-- Start of Records for the task --

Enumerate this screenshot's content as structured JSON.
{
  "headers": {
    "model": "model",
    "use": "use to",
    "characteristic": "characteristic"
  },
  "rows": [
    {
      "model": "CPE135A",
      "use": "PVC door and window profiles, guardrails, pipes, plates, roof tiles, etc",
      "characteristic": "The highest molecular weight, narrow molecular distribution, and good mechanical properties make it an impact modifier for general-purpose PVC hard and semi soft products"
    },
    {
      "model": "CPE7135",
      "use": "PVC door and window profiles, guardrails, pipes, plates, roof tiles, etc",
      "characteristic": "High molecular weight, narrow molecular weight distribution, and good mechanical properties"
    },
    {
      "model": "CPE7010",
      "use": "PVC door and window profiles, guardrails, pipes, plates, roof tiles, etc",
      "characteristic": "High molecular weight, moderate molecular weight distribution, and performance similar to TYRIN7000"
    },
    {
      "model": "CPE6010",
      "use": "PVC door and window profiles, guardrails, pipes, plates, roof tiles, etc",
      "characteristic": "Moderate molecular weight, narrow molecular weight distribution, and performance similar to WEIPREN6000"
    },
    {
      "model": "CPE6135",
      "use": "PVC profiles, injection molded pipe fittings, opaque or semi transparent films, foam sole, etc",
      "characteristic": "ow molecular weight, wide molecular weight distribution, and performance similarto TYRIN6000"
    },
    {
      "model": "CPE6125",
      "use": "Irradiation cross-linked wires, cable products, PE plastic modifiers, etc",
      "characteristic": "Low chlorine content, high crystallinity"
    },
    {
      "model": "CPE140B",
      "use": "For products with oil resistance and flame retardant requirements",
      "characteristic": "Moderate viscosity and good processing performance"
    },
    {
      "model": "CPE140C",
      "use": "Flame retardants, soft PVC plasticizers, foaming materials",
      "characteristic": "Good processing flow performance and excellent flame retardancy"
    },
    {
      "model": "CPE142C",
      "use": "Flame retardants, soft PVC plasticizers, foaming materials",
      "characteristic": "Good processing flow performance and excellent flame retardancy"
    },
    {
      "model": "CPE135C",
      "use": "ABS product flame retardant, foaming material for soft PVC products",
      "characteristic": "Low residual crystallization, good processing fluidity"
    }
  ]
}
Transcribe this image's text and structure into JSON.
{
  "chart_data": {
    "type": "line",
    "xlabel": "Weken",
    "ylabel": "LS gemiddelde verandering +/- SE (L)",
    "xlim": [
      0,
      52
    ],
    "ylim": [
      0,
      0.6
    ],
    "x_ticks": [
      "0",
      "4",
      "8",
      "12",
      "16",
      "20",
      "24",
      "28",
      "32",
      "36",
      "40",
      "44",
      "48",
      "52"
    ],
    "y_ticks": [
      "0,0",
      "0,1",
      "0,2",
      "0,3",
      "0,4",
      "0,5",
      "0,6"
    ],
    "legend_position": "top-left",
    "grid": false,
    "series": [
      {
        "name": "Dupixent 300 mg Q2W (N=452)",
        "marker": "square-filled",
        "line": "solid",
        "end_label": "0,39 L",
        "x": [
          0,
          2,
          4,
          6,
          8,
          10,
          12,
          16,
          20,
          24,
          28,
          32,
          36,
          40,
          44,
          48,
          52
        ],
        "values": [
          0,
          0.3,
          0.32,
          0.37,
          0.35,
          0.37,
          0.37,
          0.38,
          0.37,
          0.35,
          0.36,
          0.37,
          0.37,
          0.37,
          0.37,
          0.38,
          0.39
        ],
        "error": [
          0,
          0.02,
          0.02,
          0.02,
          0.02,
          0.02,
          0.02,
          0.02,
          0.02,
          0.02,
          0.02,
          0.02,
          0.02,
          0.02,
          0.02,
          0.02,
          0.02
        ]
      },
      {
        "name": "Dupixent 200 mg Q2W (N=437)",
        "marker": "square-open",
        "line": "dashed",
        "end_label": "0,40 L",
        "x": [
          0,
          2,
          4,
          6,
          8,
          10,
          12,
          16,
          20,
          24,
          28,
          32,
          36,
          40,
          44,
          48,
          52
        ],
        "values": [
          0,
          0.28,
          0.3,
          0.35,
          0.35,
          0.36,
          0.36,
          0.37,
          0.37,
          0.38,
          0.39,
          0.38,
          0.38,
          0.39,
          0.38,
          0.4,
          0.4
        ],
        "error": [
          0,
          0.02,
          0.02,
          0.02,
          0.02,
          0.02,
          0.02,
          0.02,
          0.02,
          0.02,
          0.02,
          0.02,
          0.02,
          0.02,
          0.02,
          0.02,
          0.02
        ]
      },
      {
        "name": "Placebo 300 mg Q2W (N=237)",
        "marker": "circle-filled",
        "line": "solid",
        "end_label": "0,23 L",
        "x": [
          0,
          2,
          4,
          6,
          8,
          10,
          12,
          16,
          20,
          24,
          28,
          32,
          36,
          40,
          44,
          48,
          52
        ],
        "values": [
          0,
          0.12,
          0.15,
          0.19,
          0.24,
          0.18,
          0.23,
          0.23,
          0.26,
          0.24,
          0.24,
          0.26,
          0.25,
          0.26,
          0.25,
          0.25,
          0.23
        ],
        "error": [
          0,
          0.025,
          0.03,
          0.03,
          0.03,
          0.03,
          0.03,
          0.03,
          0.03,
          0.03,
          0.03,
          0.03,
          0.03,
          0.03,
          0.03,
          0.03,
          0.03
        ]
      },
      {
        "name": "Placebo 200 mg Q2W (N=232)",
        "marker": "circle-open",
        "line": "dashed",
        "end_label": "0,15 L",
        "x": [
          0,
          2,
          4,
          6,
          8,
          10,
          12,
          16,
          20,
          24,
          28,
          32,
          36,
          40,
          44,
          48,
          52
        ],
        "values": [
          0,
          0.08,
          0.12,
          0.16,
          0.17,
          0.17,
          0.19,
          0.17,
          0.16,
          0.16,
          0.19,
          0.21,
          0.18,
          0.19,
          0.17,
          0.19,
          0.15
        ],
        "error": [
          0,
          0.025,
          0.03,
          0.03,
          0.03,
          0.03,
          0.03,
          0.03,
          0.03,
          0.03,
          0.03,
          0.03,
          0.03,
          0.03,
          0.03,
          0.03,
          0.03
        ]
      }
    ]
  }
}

-- End of Records for the task --

Output all records verbatim.

— Solution to this exercise —
Enumerate this screenshot's content as structured JSON.
{
  "headers": {
    "model": "model",
    "use": "use to",
    "characteristic": "characteristic"
  },
  "rows": [
    {
      "model": "CPE135A",
      "use": "PVC door and window profiles, guardrails, pipes, plates, roof tiles, etc",
      "characteristic": "The highest molecular weight, narrow molecular distribution, and good mechanical properties make it an impact modifier for general-purpose PVC hard and semi soft products"
    },
    {
      "model": "CPE7135",
      "use": "PVC door and window profiles, guardrails, pipes, plates, roof tiles, etc",
      "characteristic": "High molecular weight, narrow molecular weight distribution, and good mechanical properties"
    },
    {
      "model": "CPE7010",
      "use": "PVC door and window profiles, guardrails, pipes, plates, roof tiles, etc",
      "characteristic": "High molecular weight, moderate molecular weight distribution, and performance similar to TYRIN7000"
    },
    {
      "model": "CPE6010",
      "use": "PVC door and window profiles, guardrails, pipes, plates, roof tiles, etc",
      "characteristic": "Moderate molecular weight, narrow molecular weight distribution, and performance similar to WEIPREN6000"
    },
    {
      "model": "CPE6135",
      "use": "PVC profiles, injection molded pipe fittings, opaque or semi transparent films, foam sole, etc",
      "characteristic": "ow molecular weight, wide molecular weight distribution, and performance similarto TYRIN6000"
    },
    {
      "model": "CPE6125",
      "use": "Irradiation cross-linked wires, cable products, PE plastic modifiers, etc",
      "characteristic": "Low chlorine content, high crystallinity"
    },
    {
      "model": "CPE140B",
      "use": "For products with oil resistance and flame retardant requirements",
      "characteristic": "Moderate viscosity and good processing performance"
    },
    {
      "model": "CPE140C",
      "use": "Flame retardants, soft PVC plasticizers, foaming materials",
      "characteristic": "Good processing flow performance and excellent flame retardancy"
    },
    {
      "model": "CPE142C",
      "use": "Flame retardants, soft PVC plasticizers, foaming materials",
      "characteristic": "Good processing flow performance and excellent flame retardancy"
    },
    {
      "model": "CPE135C",
      "use": "ABS product flame retardant, foaming material for soft PVC products",
      "characteristic": "Low residual crystallization, good processing fluidity"
    }
  ]
}
Transcribe this image's text and structure into JSON.
{
  "chart_data": {
    "type": "line",
    "xlabel": "Weken",
    "ylabel": "LS gemiddelde verandering +/- SE (L)",
    "xlim": [
      0,
      52
    ],
    "ylim": [
      0,
      0.6
    ],
    "x_ticks": [
      "0",
      "4",
      "8",
      "12",
      "16",
      "20",
      "24",
      "28",
      "32",
      "36",
      "40",
      "44",
      "48",
      "52"
    ],
    "y_ticks": [
      "0,0",
      "0,1",
      "0,2",
      "0,3",
      "0,4",
      "0,5",
      "0,6"
    ],
    "legend_position": "top-left",
    "grid": false,
    "series": [
      {
        "name": "Dupixent 300 mg Q2W (N=452)",
        "marker": "square-filled",
        "line": "solid",
        "end_label": "0,39 L",
        "x": [
          0,
          2,
          4,
          6,
          8,
          10,
          12,
          16,
          20,
          24,
          28,
          32,
          36,
          40,
          44,
          48,
          52
        ],
        "values": [
          0,
          0.3,
          0.32,
          0.37,
          0.35,
          0.37,
          0.37,
          0.38,
          0.37,
          0.35,
          0.36,
          0.37,
          0.37,
          0.37,
          0.37,
          0.38,
          0.39
        ],
        "error": [
          0,
          0.02,
          0.02,
          0.02,
          0.02,
          0.02,
          0.02,
          0.02,
          0.02,
          0.02,
          0.02,
          0.02,
          0.02,
          0.02,
          0.02,
          0.02,
          0.02
        ]
      },
      {
        "name": "Dupixent 200 mg Q2W (N=437)",
        "marker": "square-open",
        "line": "dashed",
        "end_label": "0,40 L",
        "x": [
          0,
          2,
          4,
          6,
          8,
          10,
          12,
          16,
          20,
          24,
          28,
          32,
          36,
          40,
          44,
          48,
          52
        ],
        "values": [
          0,
          0.28,
          0.3,
          0.35,
          0.35,
          0.36,
          0.36,
          0.37,
          0.37,
          0.38,
          0.39,
          0.38,
          0.38,
          0.39,
          0.38,
          0.4,
          0.4
        ],
        "error": [
          0,
          0.02,
          0.02,
          0.02,
          0.02,
          0.02,
          0.02,
          0.02,
          0.02,
          0.02,
          0.02,
          0.02,
          0.02,
          0.02,
          0.02,
          0.02,
          0.02
        ]
      },
      {
        "name": "Placebo 300 mg Q2W (N=237)",
        "marker": "circle-filled",
        "line": "solid",
        "end_label": "0,23 L",
        "x": [
          0,
          2,
          4,
          6,
          8,
          10,
          12,
          16,
          20,
          24,
          28,
          32,
          36,
          40,
          44,
          48,
          52
        ],
        "values": [
          0,
          0.12,
          0.15,
          0.19,
          0.24,
          0.18,
          0.23,
          0.23,
          0.26,
          0.24,
          0.24,
          0.26,
          0.25,
          0.26,
          0.25,
          0.25,
          0.23
        ],
        "error": [
          0,
          0.025,
          0.03,
          0.03,
          0.03,
          0.03,
          0.03,
          0.03,
          0.03,
          0.03,
          0.03,
          0.03,
          0.03,
          0.03,
          0.03,
          0.03,
          0.03
        ]
      },
      {
        "name": "Placebo 200 mg Q2W (N=232)",
        "marker": "circle-open",
        "line": "dashed",
        "end_label": "0,15 L",
        "x": [
          0,
          2,
          4,
          6,
          8,
          10,
          12,
          16,
          20,
          24,
          28,
          32,
          36,
          40,
          44,
          48,
          52
        ],
        "values": [
          0,
          0.08,
          0.12,
          0.16,
          0.17,
          0.17,
          0.19,
          0.17,
          0.16,
          0.16,
          0.19,
          0.21,
          0.18,
          0.19,
          0.17,
          0.19,
          0.15
        ],
        "error": [
          0,
          0.025,
          0.03,
          0.03,
          0.03,
          0.03,
          0.03,
          0.03,
          0.03,
          0.03,
          0.03,
          0.03,
          0.03,
          0.03,
          0.03,
          0.03,
          0.03
        ]
      }
    ]
  }
}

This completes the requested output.